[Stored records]
_ _ _ _ _ _ _

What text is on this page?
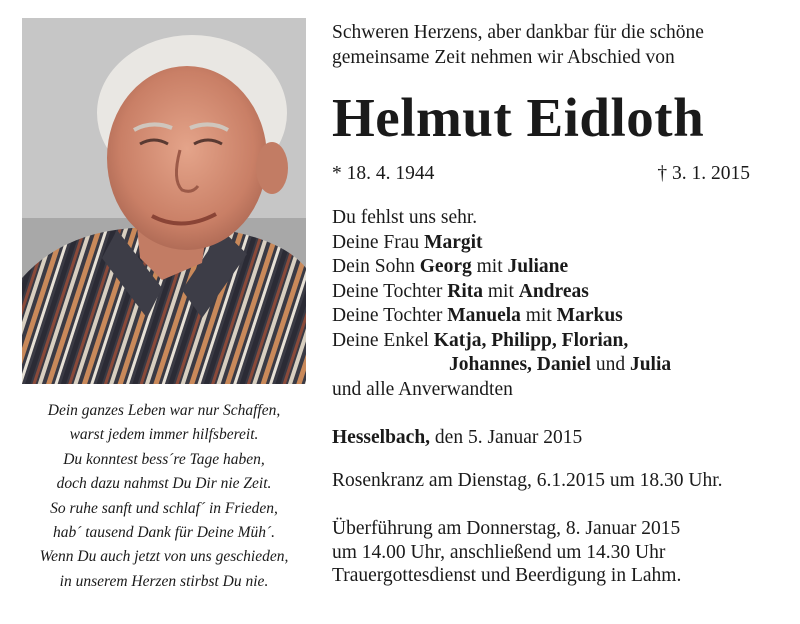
Dein ganzes Leben war nur Schaffen,
warst jedem immer hilfsbereit.
Du konntest bess´re Tage haben,
doch dazu nahmst Du Dir nie Zeit.
So ruhe sanft und schlaf´ in Frieden,
hab´ tausend Dank für Deine Müh´.
Wenn Du auch jetzt von uns geschieden,
in unserem Herzen stirbst Du nie.
Schweren Herzens, aber dankbar für die schöne
gemeinsame Zeit nehmen wir Abschied von
Helmut Eidloth
* 18. 4. 1944	† 3. 1. 2015
Du fehlst uns sehr.
Deine Frau Margit
Dein Sohn Georg mit Juliane
Deine Tochter Rita mit Andreas
Deine Tochter Manuela mit Markus
Deine Enkel Katja, Philipp, Florian,
Johannes, Daniel und Julia
und alle Anverwandten
Hesselbach, den 5. Januar 2015
Rosenkranz am Dienstag, 6.1.2015 um 18.30 Uhr.
Überführung am Donnerstag, 8. Januar 2015
um 14.00 Uhr, anschließend um 14.30 Uhr
Trauergottesdienst und Beerdigung in Lahm.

_ _ _ _ _ _ _

SET TASK. Copy every record above exactly as written, but leave out the pictures.

OUTPUT FOR THIS TASK.
What text is on this page?
Dein ganzes Leben war nur Schaffen,
warst jedem immer hilfsbereit.
Du konntest bess´re Tage haben,
doch dazu nahmst Du Dir nie Zeit.
So ruhe sanft und schlaf´ in Frieden,
hab´ tausend Dank für Deine Müh´.
Wenn Du auch jetzt von uns geschieden,
in unserem Herzen stirbst Du nie.
Schweren Herzens, aber dankbar für die schöne
gemeinsame Zeit nehmen wir Abschied von
Helmut Eidloth
* 18. 4. 1944	† 3. 1. 2015
Du fehlst uns sehr.
Deine Frau Margit
Dein Sohn Georg mit Juliane
Deine Tochter Rita mit Andreas
Deine Tochter Manuela mit Markus
Deine Enkel Katja, Philipp, Florian,
Johannes, Daniel und Julia
und alle Anverwandten
Hesselbach, den 5. Januar 2015
Rosenkranz am Dienstag, 6.1.2015 um 18.30 Uhr.
Überführung am Donnerstag, 8. Januar 2015
um 14.00 Uhr, anschließend um 14.30 Uhr
Trauergottesdienst und Beerdigung in Lahm.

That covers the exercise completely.